Extracted records:

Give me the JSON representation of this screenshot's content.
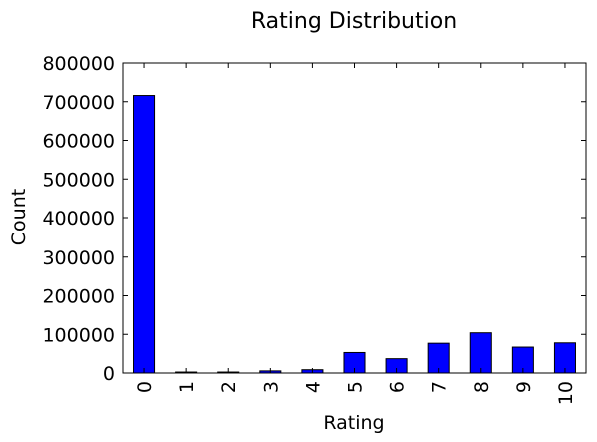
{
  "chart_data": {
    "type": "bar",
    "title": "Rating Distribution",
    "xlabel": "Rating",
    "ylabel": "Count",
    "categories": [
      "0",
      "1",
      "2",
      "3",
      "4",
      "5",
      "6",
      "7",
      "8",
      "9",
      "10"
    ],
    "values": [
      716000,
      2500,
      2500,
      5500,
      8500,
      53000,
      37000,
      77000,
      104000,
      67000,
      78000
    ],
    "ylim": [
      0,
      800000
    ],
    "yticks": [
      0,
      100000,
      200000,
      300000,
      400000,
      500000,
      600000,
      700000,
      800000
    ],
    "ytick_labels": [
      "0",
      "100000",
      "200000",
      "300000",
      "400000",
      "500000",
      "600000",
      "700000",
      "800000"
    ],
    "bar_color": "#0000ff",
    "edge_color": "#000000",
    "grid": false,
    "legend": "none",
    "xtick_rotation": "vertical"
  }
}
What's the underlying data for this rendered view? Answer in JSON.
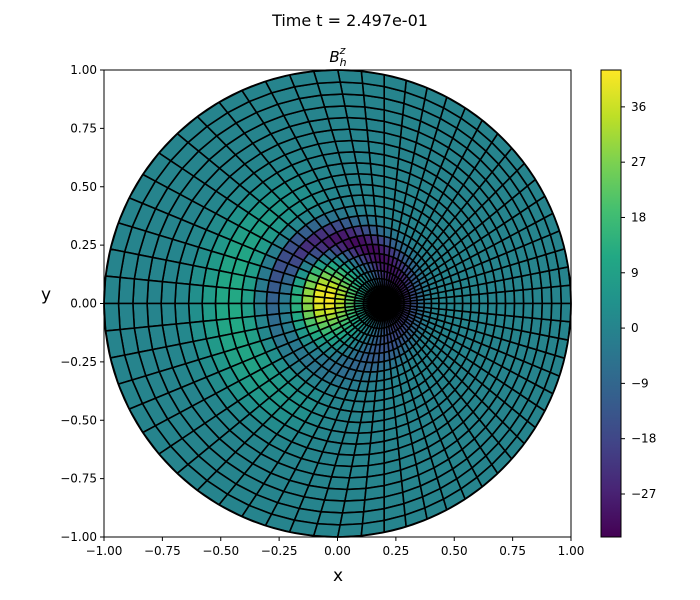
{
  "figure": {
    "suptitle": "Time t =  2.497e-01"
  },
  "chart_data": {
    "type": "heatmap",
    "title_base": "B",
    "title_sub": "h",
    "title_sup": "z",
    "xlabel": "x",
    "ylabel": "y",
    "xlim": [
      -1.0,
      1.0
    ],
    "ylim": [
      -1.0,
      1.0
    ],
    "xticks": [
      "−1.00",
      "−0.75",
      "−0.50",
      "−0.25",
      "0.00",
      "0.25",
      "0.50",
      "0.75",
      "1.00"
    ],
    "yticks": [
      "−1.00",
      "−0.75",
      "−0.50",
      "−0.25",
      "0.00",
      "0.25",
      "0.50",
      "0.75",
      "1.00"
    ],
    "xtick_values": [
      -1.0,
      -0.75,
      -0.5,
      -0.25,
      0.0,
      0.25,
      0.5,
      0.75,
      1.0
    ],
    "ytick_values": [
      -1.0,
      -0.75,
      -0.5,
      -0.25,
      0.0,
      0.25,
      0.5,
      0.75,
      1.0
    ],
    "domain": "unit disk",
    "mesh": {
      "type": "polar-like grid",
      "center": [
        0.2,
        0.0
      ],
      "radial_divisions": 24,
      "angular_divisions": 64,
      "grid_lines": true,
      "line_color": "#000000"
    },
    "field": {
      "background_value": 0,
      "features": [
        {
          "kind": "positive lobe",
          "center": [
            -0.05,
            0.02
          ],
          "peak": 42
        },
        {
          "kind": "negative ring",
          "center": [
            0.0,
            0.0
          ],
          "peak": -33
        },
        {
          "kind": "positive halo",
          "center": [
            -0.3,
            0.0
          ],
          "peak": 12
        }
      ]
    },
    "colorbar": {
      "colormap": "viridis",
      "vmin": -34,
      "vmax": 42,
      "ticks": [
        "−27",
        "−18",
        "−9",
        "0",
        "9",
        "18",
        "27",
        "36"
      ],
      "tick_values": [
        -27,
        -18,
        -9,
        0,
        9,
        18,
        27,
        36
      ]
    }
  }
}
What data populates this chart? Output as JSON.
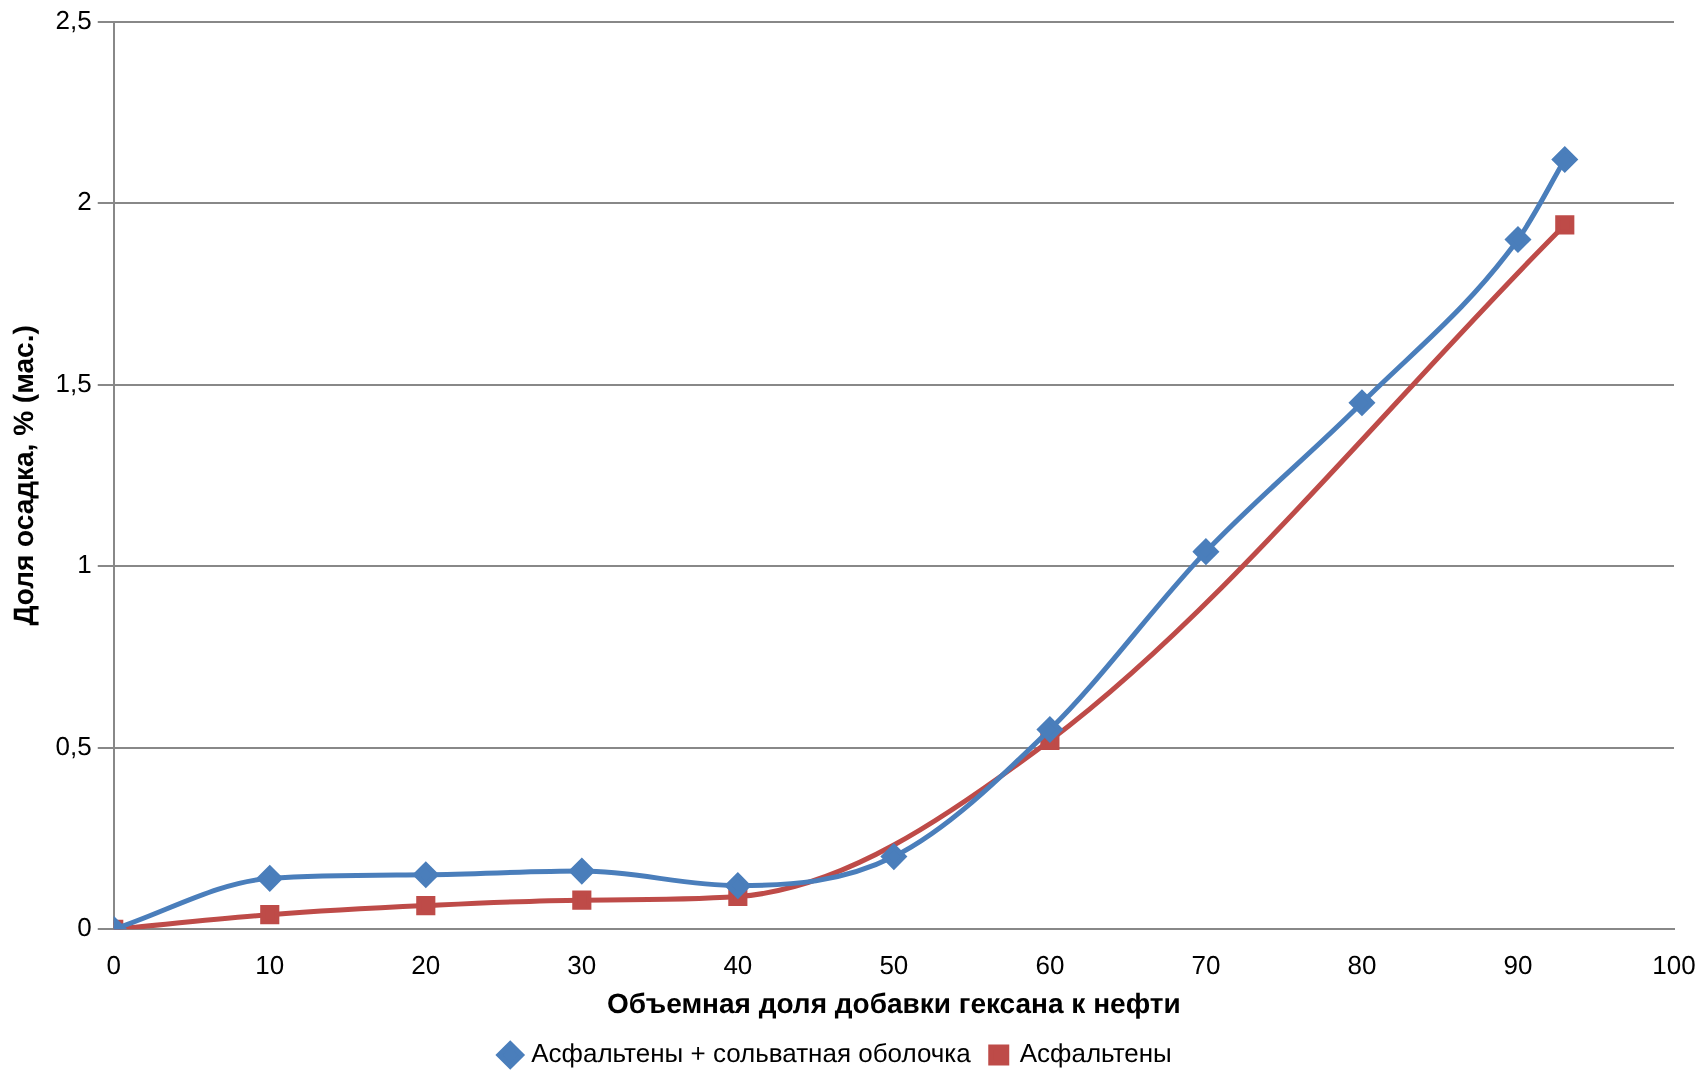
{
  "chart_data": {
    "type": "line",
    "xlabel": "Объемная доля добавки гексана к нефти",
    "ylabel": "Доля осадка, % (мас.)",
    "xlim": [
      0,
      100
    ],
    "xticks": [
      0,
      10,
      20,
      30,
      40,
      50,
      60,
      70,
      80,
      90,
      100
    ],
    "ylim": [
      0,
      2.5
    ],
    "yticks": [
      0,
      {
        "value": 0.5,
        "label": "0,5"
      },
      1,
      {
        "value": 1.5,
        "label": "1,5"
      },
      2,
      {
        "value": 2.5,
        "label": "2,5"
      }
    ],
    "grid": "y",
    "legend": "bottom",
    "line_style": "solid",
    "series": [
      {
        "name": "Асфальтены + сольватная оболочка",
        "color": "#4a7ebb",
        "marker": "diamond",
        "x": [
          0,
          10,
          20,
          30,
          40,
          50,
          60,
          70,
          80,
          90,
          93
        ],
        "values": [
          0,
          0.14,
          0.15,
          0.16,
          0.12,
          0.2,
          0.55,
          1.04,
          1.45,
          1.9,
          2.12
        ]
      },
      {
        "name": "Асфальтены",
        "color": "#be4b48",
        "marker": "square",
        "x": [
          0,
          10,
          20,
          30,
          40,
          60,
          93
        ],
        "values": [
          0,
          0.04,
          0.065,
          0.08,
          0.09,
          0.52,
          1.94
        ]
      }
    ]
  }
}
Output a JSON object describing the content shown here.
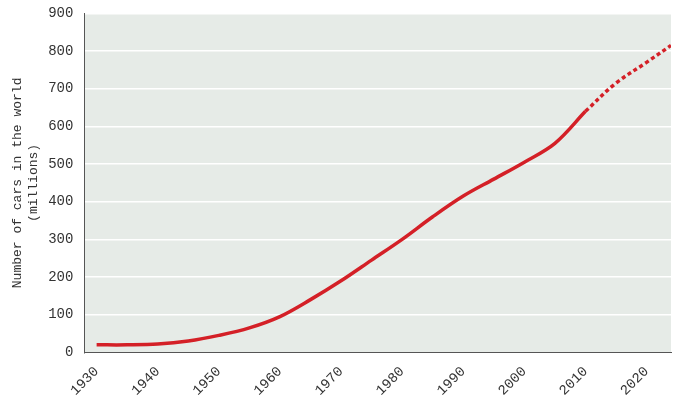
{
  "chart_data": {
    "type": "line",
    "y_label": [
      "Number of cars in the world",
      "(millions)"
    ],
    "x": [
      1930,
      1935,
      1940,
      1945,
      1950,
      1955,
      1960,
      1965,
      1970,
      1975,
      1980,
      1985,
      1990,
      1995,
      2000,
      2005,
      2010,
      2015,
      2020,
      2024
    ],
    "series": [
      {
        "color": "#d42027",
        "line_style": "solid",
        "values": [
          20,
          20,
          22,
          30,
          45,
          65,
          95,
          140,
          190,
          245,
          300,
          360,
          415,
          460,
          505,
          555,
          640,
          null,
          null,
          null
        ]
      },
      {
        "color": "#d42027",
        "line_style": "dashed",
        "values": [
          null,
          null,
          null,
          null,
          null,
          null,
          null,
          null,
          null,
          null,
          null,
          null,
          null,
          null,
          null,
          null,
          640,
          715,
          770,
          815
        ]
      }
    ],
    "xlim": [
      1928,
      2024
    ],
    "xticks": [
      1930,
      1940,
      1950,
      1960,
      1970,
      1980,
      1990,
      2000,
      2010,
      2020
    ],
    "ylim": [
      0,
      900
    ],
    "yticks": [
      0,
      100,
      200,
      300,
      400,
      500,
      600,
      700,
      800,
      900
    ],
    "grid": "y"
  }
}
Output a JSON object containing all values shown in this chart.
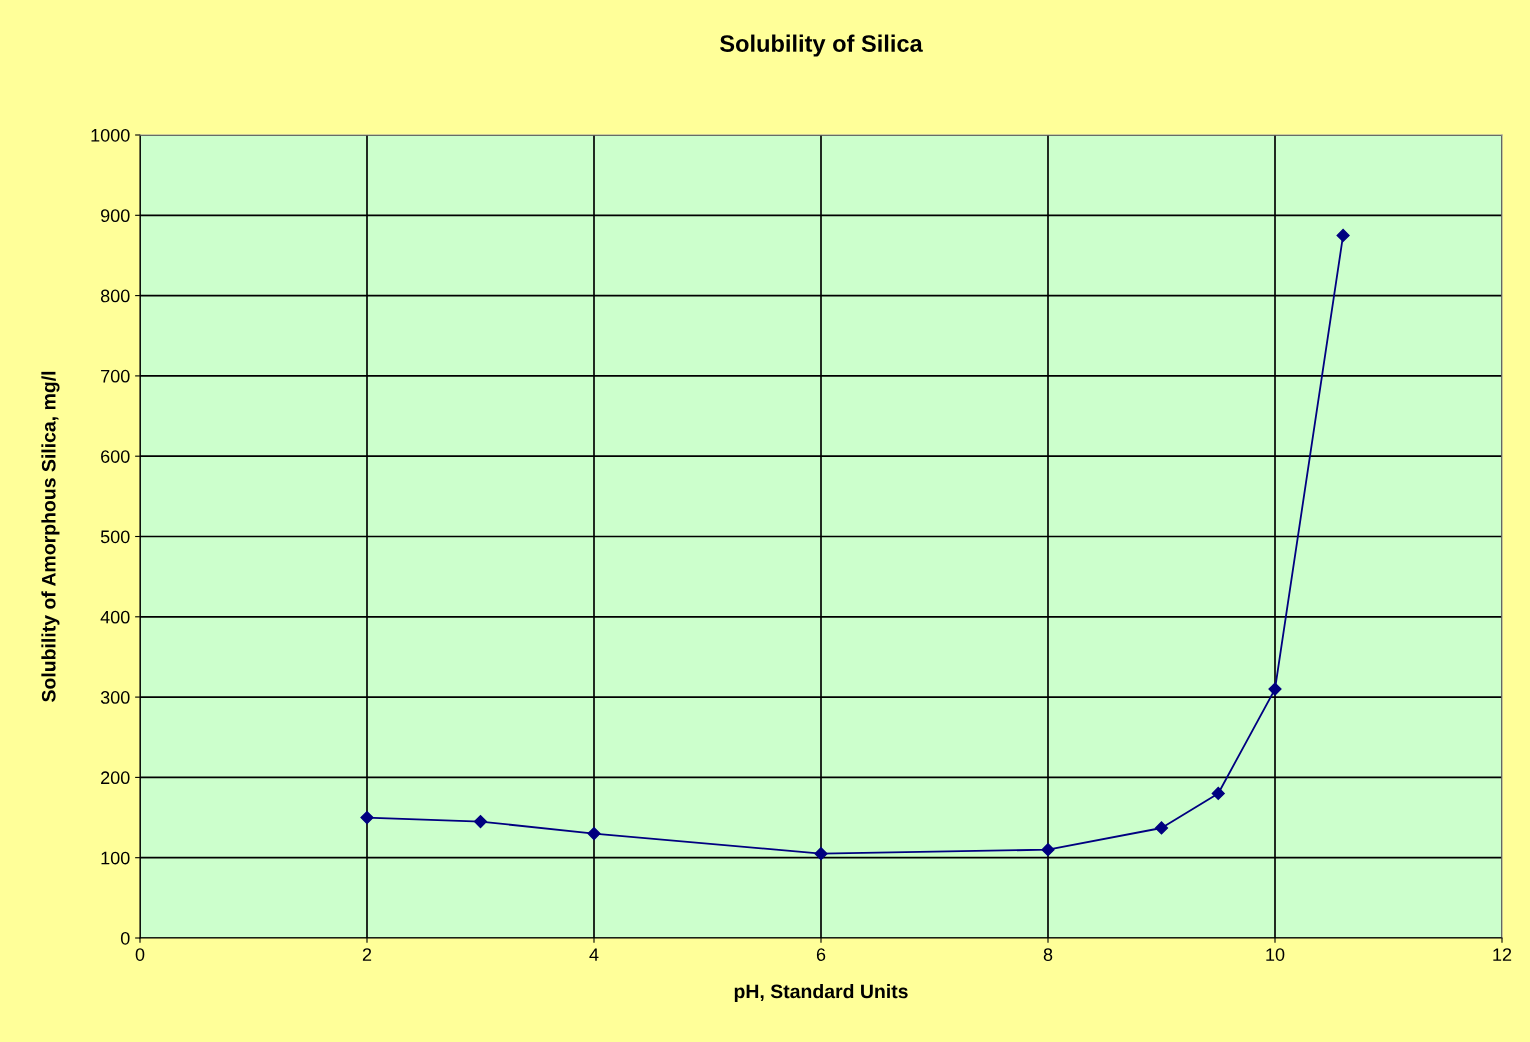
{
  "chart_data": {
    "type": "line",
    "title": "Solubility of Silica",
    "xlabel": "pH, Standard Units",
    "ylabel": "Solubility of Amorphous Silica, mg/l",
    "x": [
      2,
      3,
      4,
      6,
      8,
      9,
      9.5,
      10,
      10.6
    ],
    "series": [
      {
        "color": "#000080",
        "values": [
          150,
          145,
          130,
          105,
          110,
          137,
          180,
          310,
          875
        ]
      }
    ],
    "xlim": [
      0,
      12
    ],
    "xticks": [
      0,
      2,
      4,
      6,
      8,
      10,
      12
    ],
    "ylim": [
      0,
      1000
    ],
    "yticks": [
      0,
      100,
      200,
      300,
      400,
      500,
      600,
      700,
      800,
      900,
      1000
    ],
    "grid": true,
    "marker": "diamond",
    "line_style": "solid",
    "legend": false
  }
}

### Goal of the exercise:
Of the lines in this listing, how many contain "shown"? Reply with the number and nothing more.

### Answer to the task:
2